### Short exercise
In your copy, leave out the pictures and repeat the entries below exactly.

Stored entries:
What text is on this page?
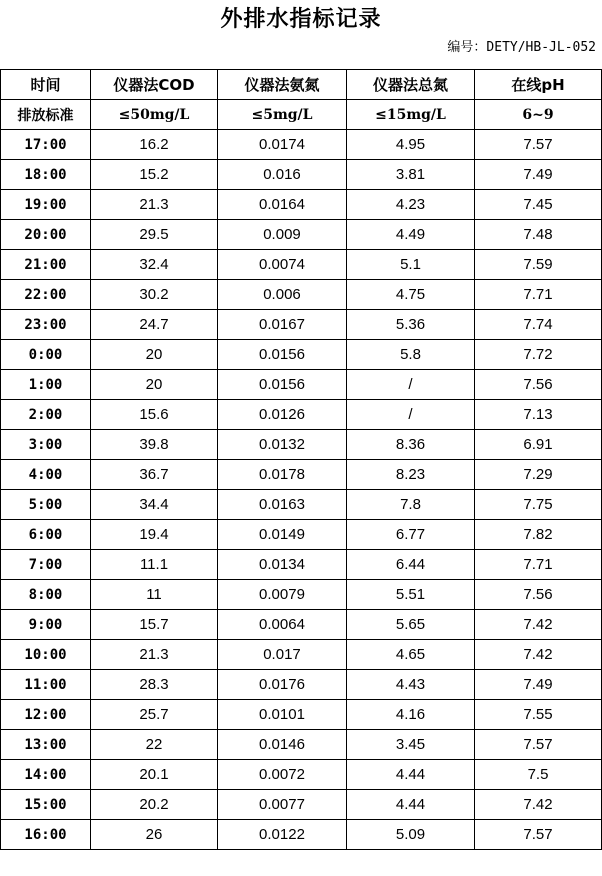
外排水指标记录
编号：DETY/HB-JL-052
时间	仪器法COD	仪器法氨氮	仪器法总氮	在线pH
排放标准	≤50mg/L	≤5mg/L	≤15mg/L	6~9
17:00	16.2	0.0174	4.95	7.57
18:00	15.2	0.016	3.81	7.49
19:00	21.3	0.0164	4.23	7.45
20:00	29.5	0.009	4.49	7.48
21:00	32.4	0.0074	5.1	7.59
22:00	30.2	0.006	4.75	7.71
23:00	24.7	0.0167	5.36	7.74
0:00	20	0.0156	5.8	7.72
1:00	20	0.0156	/	7.56
2:00	15.6	0.0126	/	7.13
3:00	39.8	0.0132	8.36	6.91
4:00	36.7	0.0178	8.23	7.29
5:00	34.4	0.0163	7.8	7.75
6:00	19.4	0.0149	6.77	7.82
7:00	11.1	0.0134	6.44	7.71
8:00	11	0.0079	5.51	7.56
9:00	15.7	0.0064	5.65	7.42
10:00	21.3	0.017	4.65	7.42
11:00	28.3	0.0176	4.43	7.49
12:00	25.7	0.0101	4.16	7.55
13:00	22	0.0146	3.45	7.57
14:00	20.1	0.0072	4.44	7.5
15:00	20.2	0.0077	4.44	7.42
16:00	26	0.0122	5.09	7.57
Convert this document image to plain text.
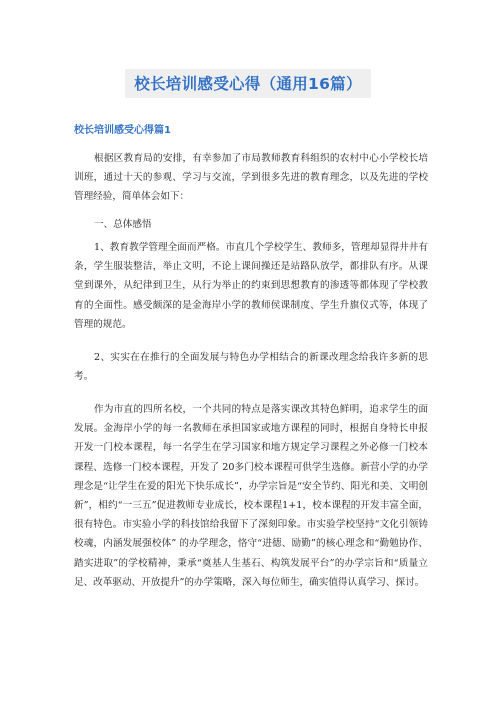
校长培训感受心得（通用16篇）
校长培训感受心得篇1

根据区教育局的安排，有幸参加了市局教师教育科组织的农村中心小学校长培训班，通过十天的参观、学习与交流，学到很多先进的教育理念，以及先进的学校管理经验，简单体会如下：

一、总体感悟

1、教育教学管理全面而严格。市直几个学校学生、教师多，管理却显得井井有条，学生服装整洁，举止文明，不论上课间操还是站路队放学，都排队有序。从课堂到课外，从纪律到卫生，从行为举止的约束到思想教育的渗透等都体现了学校教育的全面性。感受颇深的是金海岸小学的教师侯课制度、学生升旗仪式等，体现了管理的规范。

2、实实在在推行的全面发展与特色办学相结合的新课改理念给我许多新的思考。

作为市直的四所名校，一个共同的特点是落实课改其特色鲜明，追求学生的面发展。金海岸小学的每一名教师在承担国家或地方课程的同时，根据自身特长申报开发一门校本课程，每一名学生在学习国家和地方规定学习课程之外必修一门校本课程、选修一门校本课程，开发了 20多门校本课程可供学生选修。新营小学的办学理念是“让学生在爱的阳光下快乐成长”，办学宗旨是“安全节约、阳光和美、文明创新”，相约“一三五”促进教师专业成长，校本课程1+1，校本课程的开发丰富全面，很有特色。市实验小学的科技馆给我留下了深刻印象。市实验学校坚持“文化引领铸校魂，内涵发展强校体” 的办学理念，恪守“进德、励勤”的核心理念和“勤勉协作、踏实进取”的学校精神，秉承“奠基人生基石、构筑发展平台”的办学宗旨和“质量立足、改革驱动、开放提升”的办学策略，深入每位师生，确实值得认真学习、探讨。
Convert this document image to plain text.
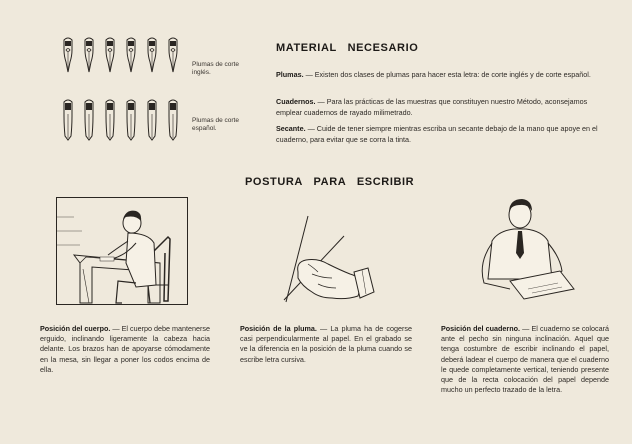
Plumas de corte inglés.
Plumas de corte español.
MATERIAL   NECESARIO
Plumas. — Existen dos clases de plumas para hacer esta letra: de corte inglés y de corte español.
Cuadernos. — Para las prácticas de las muestras que constituyen nuestro Método, aconsejamos emplear cuadernos de rayado milimetrado.
Secante. — Cuide de tener siempre mientras escriba un secante debajo de la mano que apoye en el cuaderno, para evitar que se corra la tinta.
POSTURA   PARA   ESCRIBIR
Posición del cuerpo. — El cuerpo debe mantenerse erguido, inclinando ligeramente la cabeza hacia delante. Los brazos han de apoyarse cómodamente en la mesa, sin llegar a poner los codos encima de ella.
Posición de la pluma. — La pluma ha de cogerse casi perpendicularmente al papel. En el grabado se ve la diferencia en la posición de la pluma cuando se escribe letra cursiva.
Posición del cuaderno. — El cuaderno se colocará ante el pecho sin ninguna inclinación. Aquel que tenga costumbre de escribir inclinando el papel, deberá ladear el cuerpo de manera que el cuaderno le quede completamente vertical, teniendo presente que de la recta colocación del papel depende mucho un perfecto trazado de la letra.
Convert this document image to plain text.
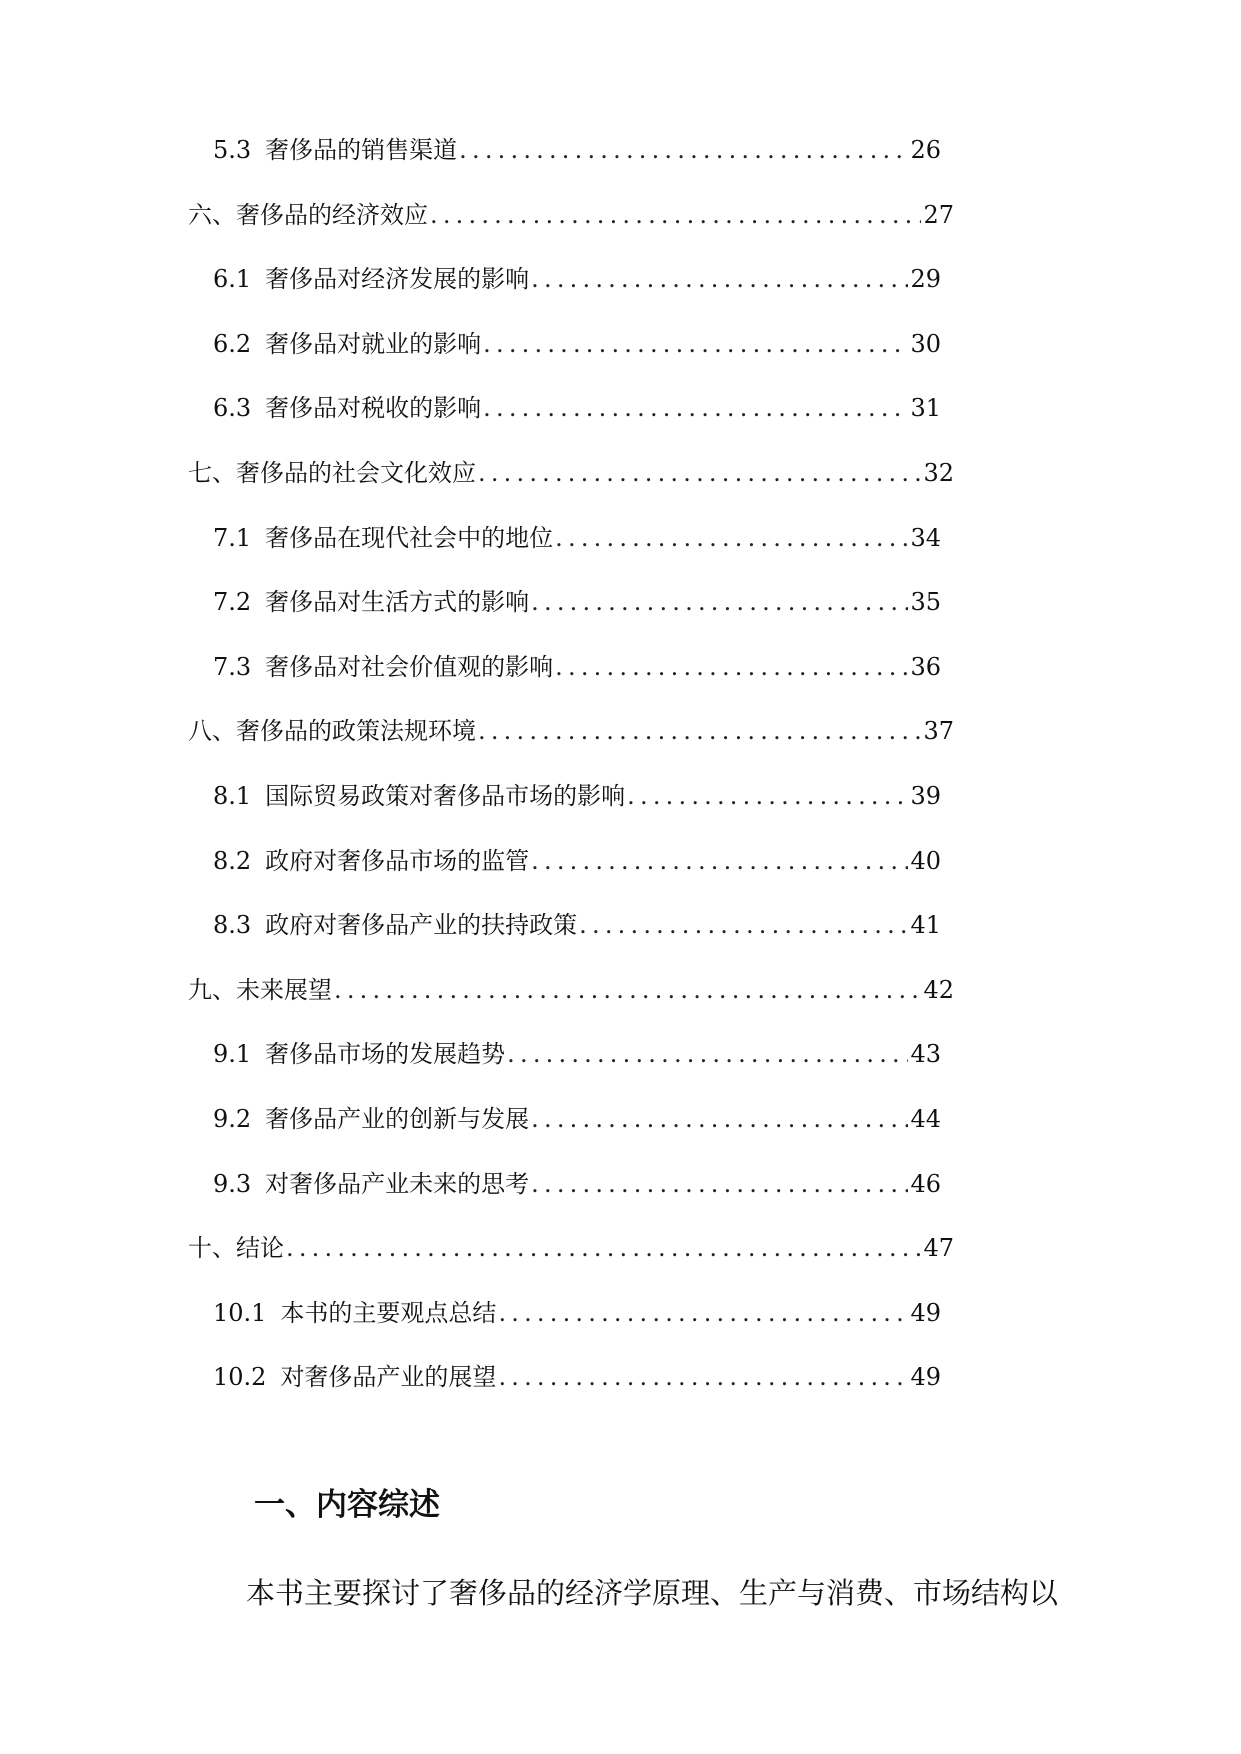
5.3 奢侈品的销售渠道 .....	26
六、奢侈品的经济效应 .....	27
6.1 奢侈品对经济发展的影响 .....	29
6.2 奢侈品对就业的影响 .....	30
6.3 奢侈品对税收的影响 .....	31
七、奢侈品的社会文化效应 .....	32
7.1 奢侈品在现代社会中的地位 .....	34
7.2 奢侈品对生活方式的影响 .....	35
7.3 奢侈品对社会价值观的影响 .....	36
八、奢侈品的政策法规环境 .....	37
8.1 国际贸易政策对奢侈品市场的影响 .....	39
8.2 政府对奢侈品市场的监管 .....	40
8.3 政府对奢侈品产业的扶持政策 .....	41
九、未来展望 .....	42
9.1 奢侈品市场的发展趋势 .....	43
9.2 奢侈品产业的创新与发展 .....	44
9.3 对奢侈品产业未来的思考 .....	46
十、结论 .....	47
10.1 本书的主要观点总结 .....	49
10.2 对奢侈品产业的展望 .....	49
一、内容综述

本书主要探讨了奢侈品的经济学原理、生产与消费、市场结构以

### The solution
What text is on this page?
外排水指标记录
编号：DETY/HB-JL-052
时间	仪器法COD	仪器法氨氮	仪器法总氮	在线pH
排放标准	≤50mg/L	≤5mg/L	≤15mg/L	6~9
17:00	16.2	0.0174	4.95	7.57
18:00	15.2	0.016	3.81	7.49
19:00	21.3	0.0164	4.23	7.45
20:00	29.5	0.009	4.49	7.48
21:00	32.4	0.0074	5.1	7.59
22:00	30.2	0.006	4.75	7.71
23:00	24.7	0.0167	5.36	7.74
0:00	20	0.0156	5.8	7.72
1:00	20	0.0156	/	7.56
2:00	15.6	0.0126	/	7.13
3:00	39.8	0.0132	8.36	6.91
4:00	36.7	0.0178	8.23	7.29
5:00	34.4	0.0163	7.8	7.75
6:00	19.4	0.0149	6.77	7.82
7:00	11.1	0.0134	6.44	7.71
8:00	11	0.0079	5.51	7.56
9:00	15.7	0.0064	5.65	7.42
10:00	21.3	0.017	4.65	7.42
11:00	28.3	0.0176	4.43	7.49
12:00	25.7	0.0101	4.16	7.55
13:00	22	0.0146	3.45	7.57
14:00	20.1	0.0072	4.44	7.5
15:00	20.2	0.0077	4.44	7.42
16:00	26	0.0122	5.09	7.57
Convert this document image to plain text.
校长培训感受心得（通用16篇）
校长培训感受心得篇1

根据区教育局的安排，有幸参加了市局教师教育科组织的农村中心小学校长培训班，通过十天的参观、学习与交流，学到很多先进的教育理念，以及先进的学校管理经验，简单体会如下：

一、总体感悟

1、教育教学管理全面而严格。市直几个学校学生、教师多，管理却显得井井有条，学生服装整洁，举止文明，不论上课间操还是站路队放学，都排队有序。从课堂到课外，从纪律到卫生，从行为举止的约束到思想教育的渗透等都体现了学校教育的全面性。感受颇深的是金海岸小学的教师侯课制度、学生升旗仪式等，体现了管理的规范。

2、实实在在推行的全面发展与特色办学相结合的新课改理念给我许多新的思考。

作为市直的四所名校，一个共同的特点是落实课改其特色鲜明，追求学生的面发展。金海岸小学的每一名教师在承担国家或地方课程的同时，根据自身特长申报开发一门校本课程，每一名学生在学习国家和地方规定学习课程之外必修一门校本课程、选修一门校本课程，开发了 20多门校本课程可供学生选修。新营小学的办学理念是“让学生在爱的阳光下快乐成长”，办学宗旨是“安全节约、阳光和美、文明创新”，相约“一三五”促进教师专业成长，校本课程1+1，校本课程的开发丰富全面，很有特色。市实验小学的科技馆给我留下了深刻印象。市实验学校坚持“文化引领铸校魂，内涵发展强校体” 的办学理念，恪守“进德、励勤”的核心理念和“勤勉协作、踏实进取”的学校精神，秉承“奠基人生基石、构筑发展平台”的办学宗旨和“质量立足、改革驱动、开放提升”的办学策略，深入每位师生，确实值得认真学习、探讨。
Convert this document image to plain text.
Plumas de corte inglés.
Plumas de corte español.
MATERIAL   NECESARIO
Plumas. — Existen dos clases de plumas para hacer esta letra: de corte inglés y de corte español.
Cuadernos. — Para las prácticas de las muestras que constituyen nuestro Método, aconsejamos emplear cuadernos de rayado milimetrado.
Secante. — Cuide de tener siempre mientras escriba un secante debajo de la mano que apoye en el cuaderno, para evitar que se corra la tinta.
POSTURA   PARA   ESCRIBIR
Posición del cuerpo. — El cuerpo debe mantenerse erguido, inclinando ligeramente la cabeza hacia delante. Los brazos han de apoyarse cómodamente en la mesa, sin llegar a poner los codos encima de ella.
Posición de la pluma. — La pluma ha de cogerse casi perpendicularmente al papel. En el grabado se ve la diferencia en la posición de la pluma cuando se escribe letra cursiva.
Posición del cuaderno. — El cuaderno se colocará ante el pecho sin ninguna inclinación. Aquel que tenga costumbre de escribir inclinando el papel, deberá ladear el cuerpo de manera que el cuaderno le quede completamente vertical, teniendo presente que de la recta colocación del papel depende mucho un perfecto trazado de la letra.
Convert this document image to plain text.
5.3 奢侈品的销售渠道 .....	26
六、奢侈品的经济效应 .....	27
6.1 奢侈品对经济发展的影响 .....	29
6.2 奢侈品对就业的影响 .....	30
6.3 奢侈品对税收的影响 .....	31
七、奢侈品的社会文化效应 .....	32
7.1 奢侈品在现代社会中的地位 .....	34
7.2 奢侈品对生活方式的影响 .....	35
7.3 奢侈品对社会价值观的影响 .....	36
八、奢侈品的政策法规环境 .....	37
8.1 国际贸易政策对奢侈品市场的影响 .....	39
8.2 政府对奢侈品市场的监管 .....	40
8.3 政府对奢侈品产业的扶持政策 .....	41
九、未来展望 .....	42
9.1 奢侈品市场的发展趋势 .....	43
9.2 奢侈品产业的创新与发展 .....	44
9.3 对奢侈品产业未来的思考 .....	46
十、结论 .....	47
10.1 本书的主要观点总结 .....	49
10.2 对奢侈品产业的展望 .....	49
一、内容综述

本书主要探讨了奢侈品的经济学原理、生产与消费、市场结构以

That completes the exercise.